Job =>
Wherever the word "análisis" turns up in a line of the entries, copy that line.

(Data entries)
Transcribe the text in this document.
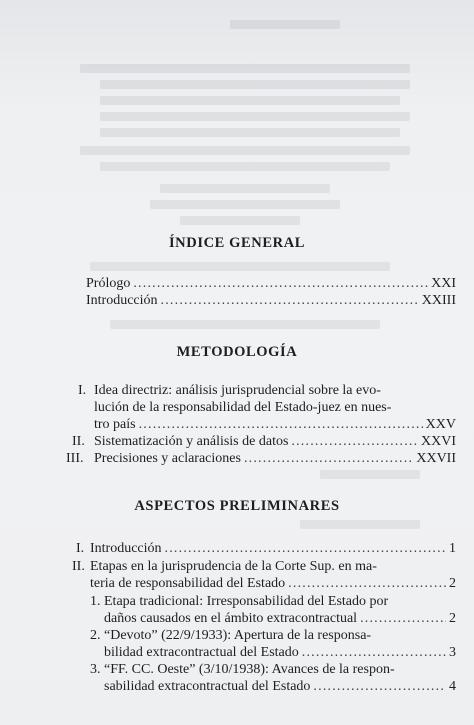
ÍNDICE GENERAL
Prólogo .....	XXI
Introducción .....	XXIII
METODOLOGÍA
I. Idea directriz: análisis jurisprudencial sobre la evo-
lución de la responsabilidad del Estado-juez en nues-
tro país .....	XXV
II. Sistematización y análisis de datos .....	XXVI
III. Precisiones y aclaraciones .....	XXVII
ASPECTOS PRELIMINARES
I. Introducción .....	1
II. Etapas en la jurisprudencia de la Corte Sup. en ma-
teria de responsabilidad del Estado .....	2
1. Etapa tradicional: Irresponsabilidad del Estado por
daños causados en el ámbito extracontractual .....	2
2. “Devoto” (22/9/1933): Apertura de la responsa-
bilidad extracontractual del Estado .....	3
3. “FF. CC. Oeste” (3/10/1938): Avances de la respon-
sabilidad extracontractual del Estado .....	4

The result =>
I. Idea directriz: análisis jurisprudencial sobre la evo-
II. Sistematización y análisis de datos .....	XXVI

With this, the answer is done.